TASK SET:
1 > Summarize the tenecteplase trial listing in two sentences.
2 > Write out the tenecteplase trial listing word for word, from "A Phase Ⅲ, Multicenter, Prospective, Randomized, Open" down to "Accepts Healthy Volunteers?".

START EXERCISE TEXT

Overview

Tenecteplase Reperfusion Therapy in Acute Ischemic Cerebrovascular Events-Ⅱ

Status:
Recruiting

Trial end date:
2023-10-31

Target enrollment:
0

Participant gender:
All

Summary

A Phase Ⅲ, Multicenter, Prospective, Randomized, Open Label, Blinded-endpoint (PROBE) Controlled Trial of Recombinant Human TNK Tissue-type Plasminogen Activator (rhTNK-tPA) for Injection Versus Alteplase for Acute Ischemic Stroke Within 4.5 Hours

Phase:

Phase 3

Accepts Healthy Volunteers?

Details

Lead Sponsor:

Beijing Tiantan Hospital

Collaborator:

Guangzhou Recomgen Biotech Co., Ltd.

Treatments:

Plasminogen
Tissue Plasminogen Activator

Criteria

Inclusion Criteria:

- Age ≥18 years old, no gender limitation;

- The time from onset to treatment was < 4.5h;The time at which symptoms begin is
defined as "the time at which they finally appear normal";

- The clinical diagnosis was ischemic stroke (the diagnosis followed the Chinese
Guidelines for the Diagnosis and Treatment of Acute Ischemic Stroke 2018);

- MRS before onset was 0-1 points

- Baseline NIHSS 5-25(both included);

- Informed consent from the patient or surrogate.

END EXERCISE TEXT
START RECORDS

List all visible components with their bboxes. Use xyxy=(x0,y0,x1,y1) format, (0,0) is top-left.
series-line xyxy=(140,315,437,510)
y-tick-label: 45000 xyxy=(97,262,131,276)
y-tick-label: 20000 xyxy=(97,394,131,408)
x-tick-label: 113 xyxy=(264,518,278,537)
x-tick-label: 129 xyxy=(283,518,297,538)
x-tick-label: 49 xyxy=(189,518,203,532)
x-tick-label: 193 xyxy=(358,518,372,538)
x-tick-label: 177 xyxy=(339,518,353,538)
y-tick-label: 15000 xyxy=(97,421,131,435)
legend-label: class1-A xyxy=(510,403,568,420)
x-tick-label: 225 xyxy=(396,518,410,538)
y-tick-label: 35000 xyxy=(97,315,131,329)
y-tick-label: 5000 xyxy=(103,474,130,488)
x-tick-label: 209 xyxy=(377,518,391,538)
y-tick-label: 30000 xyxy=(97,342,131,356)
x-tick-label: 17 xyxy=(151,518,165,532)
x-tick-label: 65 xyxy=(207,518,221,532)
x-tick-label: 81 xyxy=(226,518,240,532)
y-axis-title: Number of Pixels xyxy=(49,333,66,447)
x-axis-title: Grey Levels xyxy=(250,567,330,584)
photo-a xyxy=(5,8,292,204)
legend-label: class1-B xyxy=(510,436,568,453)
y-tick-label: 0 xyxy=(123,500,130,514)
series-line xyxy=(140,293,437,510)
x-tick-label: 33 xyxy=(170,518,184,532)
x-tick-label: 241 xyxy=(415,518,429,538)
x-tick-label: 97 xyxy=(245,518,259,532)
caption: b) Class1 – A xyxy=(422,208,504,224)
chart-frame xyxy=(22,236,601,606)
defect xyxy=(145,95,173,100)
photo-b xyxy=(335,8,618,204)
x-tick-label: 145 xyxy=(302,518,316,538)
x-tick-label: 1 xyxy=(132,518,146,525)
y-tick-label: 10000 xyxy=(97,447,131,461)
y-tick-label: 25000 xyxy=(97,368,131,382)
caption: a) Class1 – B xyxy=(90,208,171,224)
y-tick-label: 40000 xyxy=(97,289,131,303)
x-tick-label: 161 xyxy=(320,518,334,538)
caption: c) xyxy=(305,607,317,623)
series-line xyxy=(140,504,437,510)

END RECORDS

SOLUTIONS BELOW:
1 > A Phase 3, multicenter, randomized, open-label trial led by Beijing Tiantan Hospital compares rhTNK-tPA for injection with alteplase for acute ischemic stroke within 4.5 hours. The trial is recruiting and accepts patients aged 18 or older who can be treated less than 4.5 hours after onset and have a baseline NIHSS of 5 to 25.

2 >
A Phase Ⅲ, Multicenter, Prospective, Randomized, Open Label, Blinded-endpoint (PROBE) Controlled Trial of Recombinant Human TNK Tissue-type Plasminogen Activator (rhTNK-tPA) for Injection Versus Alteplase for Acute Ischemic Stroke Within 4.5 Hours

Phase:

Phase 3

Accepts Healthy Volunteers?